* **Aufgabe 1**
Auf wen übertrug der gekündigte kirchliche Mitarbeiter laut dem Auszug über veruntreute Spenden die Besitzrechte für das Anwesen?
* **Aufgabe 2**
Zitieren Sie aus dem Auszug über veruntreute Spenden die Stelle, die mit „Fälle von Diebstahl“ beginnt und sich bis einschließlich „Mittel zur Schadensbegrenzung.“ erstreckt.
* **Aufgabe 3**
Schreiben Sie den Auszug über veruntreute Spenden im Anschluss an seinen letzten Satz weiter.

* **Ausgewählter Auszug**
Fälle von Diebstahl kommen vor. In einem Falle hat vor kurzem ein inzwischen gekündigter kirchlicher Mitarbeiter humanitäre Spenden auf den Bau seines sehr ansehnlichen Eigenheims umgeleitet. Nachdem man ihn endlich zur Rede stellte (das Haus war fast fertig), entschuldigte er sich vor der versammelten Gemeinde und gab einen Teil der Gelder zurück. Die Besitzrechte für das Anwesen trug er auf seinen Sohn über – was jeglicher Andeutung von Buße im Wege steht. Fragwürdiges Eigentum an den „schuldlosen“ Nachwuchs weiterzuleiten ist nur ein häufiges Mittel zur Schadensbegrenzung.

* **Bereitgestelltes Material**
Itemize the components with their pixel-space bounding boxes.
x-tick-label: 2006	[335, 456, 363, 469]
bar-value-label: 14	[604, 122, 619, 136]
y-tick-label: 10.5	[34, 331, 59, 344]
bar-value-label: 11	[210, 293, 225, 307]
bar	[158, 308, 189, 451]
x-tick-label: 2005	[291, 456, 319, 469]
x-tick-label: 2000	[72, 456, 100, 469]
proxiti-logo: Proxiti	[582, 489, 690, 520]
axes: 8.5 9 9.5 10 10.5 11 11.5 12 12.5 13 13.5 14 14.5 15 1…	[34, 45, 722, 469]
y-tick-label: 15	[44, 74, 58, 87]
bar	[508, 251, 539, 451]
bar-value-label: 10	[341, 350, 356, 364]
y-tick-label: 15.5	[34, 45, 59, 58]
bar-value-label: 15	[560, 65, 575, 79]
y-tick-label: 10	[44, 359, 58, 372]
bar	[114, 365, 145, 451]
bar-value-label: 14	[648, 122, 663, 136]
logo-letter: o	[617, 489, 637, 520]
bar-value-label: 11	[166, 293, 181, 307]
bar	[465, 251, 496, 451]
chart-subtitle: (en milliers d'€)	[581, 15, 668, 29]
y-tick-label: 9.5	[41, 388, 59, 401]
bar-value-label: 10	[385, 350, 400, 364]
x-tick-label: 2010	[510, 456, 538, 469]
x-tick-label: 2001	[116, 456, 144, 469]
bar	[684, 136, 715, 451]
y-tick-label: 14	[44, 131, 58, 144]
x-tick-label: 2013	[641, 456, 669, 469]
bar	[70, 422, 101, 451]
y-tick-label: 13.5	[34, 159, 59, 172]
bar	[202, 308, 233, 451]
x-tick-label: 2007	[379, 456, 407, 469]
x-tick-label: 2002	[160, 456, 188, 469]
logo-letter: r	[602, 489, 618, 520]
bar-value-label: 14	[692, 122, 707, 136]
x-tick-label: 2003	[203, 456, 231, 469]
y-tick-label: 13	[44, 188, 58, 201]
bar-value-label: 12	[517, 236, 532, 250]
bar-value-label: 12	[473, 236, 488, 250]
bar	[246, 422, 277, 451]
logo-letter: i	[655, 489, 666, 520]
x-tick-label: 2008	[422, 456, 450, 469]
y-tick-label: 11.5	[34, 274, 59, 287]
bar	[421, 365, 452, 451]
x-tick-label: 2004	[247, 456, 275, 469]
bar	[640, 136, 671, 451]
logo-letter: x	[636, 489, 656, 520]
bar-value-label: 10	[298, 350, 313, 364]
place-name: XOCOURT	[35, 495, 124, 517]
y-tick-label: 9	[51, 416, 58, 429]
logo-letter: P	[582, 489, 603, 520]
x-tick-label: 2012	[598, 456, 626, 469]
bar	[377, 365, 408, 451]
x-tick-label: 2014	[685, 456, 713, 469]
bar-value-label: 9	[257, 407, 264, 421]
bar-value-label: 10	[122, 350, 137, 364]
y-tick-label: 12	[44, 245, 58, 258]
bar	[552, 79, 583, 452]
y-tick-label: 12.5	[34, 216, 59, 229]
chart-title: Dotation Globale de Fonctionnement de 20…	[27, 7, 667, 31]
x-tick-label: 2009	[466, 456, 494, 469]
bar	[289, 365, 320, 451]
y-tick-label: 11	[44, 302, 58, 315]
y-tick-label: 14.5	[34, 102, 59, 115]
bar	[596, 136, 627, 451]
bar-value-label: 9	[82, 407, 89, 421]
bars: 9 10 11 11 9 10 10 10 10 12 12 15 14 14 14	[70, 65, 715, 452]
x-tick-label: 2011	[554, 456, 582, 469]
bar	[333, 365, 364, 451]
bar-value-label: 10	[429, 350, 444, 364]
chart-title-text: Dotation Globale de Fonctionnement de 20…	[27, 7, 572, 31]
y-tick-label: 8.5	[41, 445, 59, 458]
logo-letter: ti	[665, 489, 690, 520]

* **Antwort 1**
Auf seinen Sohn.

* **Antwort 2**
Fälle von Diebstahl kommen vor. In einem Falle hat vor kurzem ein inzwischen gekündigter kirchlicher Mitarbeiter humanitäre Spenden auf den Bau seines sehr ansehnlichen Eigenheims umgeleitet. Nachdem man ihn endlich zur Rede stellte (das Haus war fast fertig), entschuldigte er sich vor der versammelten Gemeinde und gab einen Teil der Gelder zurück. Die Besitzrechte für das Anwesen trug er auf seinen Sohn über – was jeglicher Andeutung von Buße im Wege steht. Fragwürdiges Eigentum an den „schuldlosen“ Nachwuchs weiterzuleiten ist nur ein häufiges Mittel zur Schadensbegrenzung.

* **Antwort 3**
Doch sind die meisten Fälle weniger eindeutig. Kirchliche „Korruption“ kommt selten vor, wenn der Begriff begrenzt wird auf die Transmission von Geldern zur Beeinflussung von Entscheidungen. Ein umfassenderes Verständnis, das etwa den Einsatz der eigenen Machtposition für den privaten Gewinn einbezieht, ergäbe sofort einen weitaus größeren Kreis von „Belasteten“. Die Grenzziehung zwischen Korruption und Lauterkeit ist in der konkreten Anwendung oftmals undeutlich. Die Lage wird besonders kompliziert, wenn nationale Kirchenleitungen fragwürdige Transaktionen gutheißen.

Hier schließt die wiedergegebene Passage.